#### [Task directions]
Write out each line in which the string "common" is present.

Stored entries
-- START --
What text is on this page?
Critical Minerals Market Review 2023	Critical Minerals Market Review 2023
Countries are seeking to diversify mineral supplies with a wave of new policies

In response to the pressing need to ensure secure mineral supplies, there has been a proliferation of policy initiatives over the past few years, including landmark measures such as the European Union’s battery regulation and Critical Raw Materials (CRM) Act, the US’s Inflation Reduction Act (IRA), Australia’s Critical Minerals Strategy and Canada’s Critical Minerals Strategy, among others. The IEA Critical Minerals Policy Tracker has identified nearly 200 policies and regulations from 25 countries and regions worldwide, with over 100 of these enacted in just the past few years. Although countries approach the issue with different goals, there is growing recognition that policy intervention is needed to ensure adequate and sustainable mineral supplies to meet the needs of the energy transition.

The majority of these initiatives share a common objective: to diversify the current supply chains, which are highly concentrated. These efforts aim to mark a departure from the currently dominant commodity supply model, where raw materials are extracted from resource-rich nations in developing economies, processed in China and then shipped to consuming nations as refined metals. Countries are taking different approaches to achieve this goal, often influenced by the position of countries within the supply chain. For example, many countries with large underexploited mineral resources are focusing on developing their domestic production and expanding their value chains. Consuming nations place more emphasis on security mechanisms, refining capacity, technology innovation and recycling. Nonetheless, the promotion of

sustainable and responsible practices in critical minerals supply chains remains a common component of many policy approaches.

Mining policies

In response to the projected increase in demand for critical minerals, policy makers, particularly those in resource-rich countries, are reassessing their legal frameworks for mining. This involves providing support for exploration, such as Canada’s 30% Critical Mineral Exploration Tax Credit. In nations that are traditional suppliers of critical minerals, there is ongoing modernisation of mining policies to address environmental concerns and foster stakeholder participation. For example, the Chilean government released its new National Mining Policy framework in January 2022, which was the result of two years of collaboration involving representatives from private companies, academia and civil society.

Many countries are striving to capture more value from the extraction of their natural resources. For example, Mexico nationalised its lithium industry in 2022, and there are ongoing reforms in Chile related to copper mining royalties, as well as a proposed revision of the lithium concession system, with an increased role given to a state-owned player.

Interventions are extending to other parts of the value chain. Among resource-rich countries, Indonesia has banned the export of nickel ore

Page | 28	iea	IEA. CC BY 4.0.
-- END --
#### [In response]
The majority of these initiatives share a common objective: to diversify the current supply chains, which are highly concentrated. These efforts aim to mark a departure from the currently dominant commodity supply model, where raw materials are extracted from resource-rich nations in developing economies, processed in China and then shipped to consuming nations as refined metals. Countries are taking different approaches to achieve this goal, often influenced by the position of countries within the supply chain. For example, many countries with large underexploited mineral resources are focusing on developing their domestic production and expanding their value chains. Consuming nations place more emphasis on security mechanisms, refining capacity, technology innovation and recycling. Nonetheless, the promotion of
sustainable and responsible practices in critical minerals supply chains remains a common component of many policy approaches.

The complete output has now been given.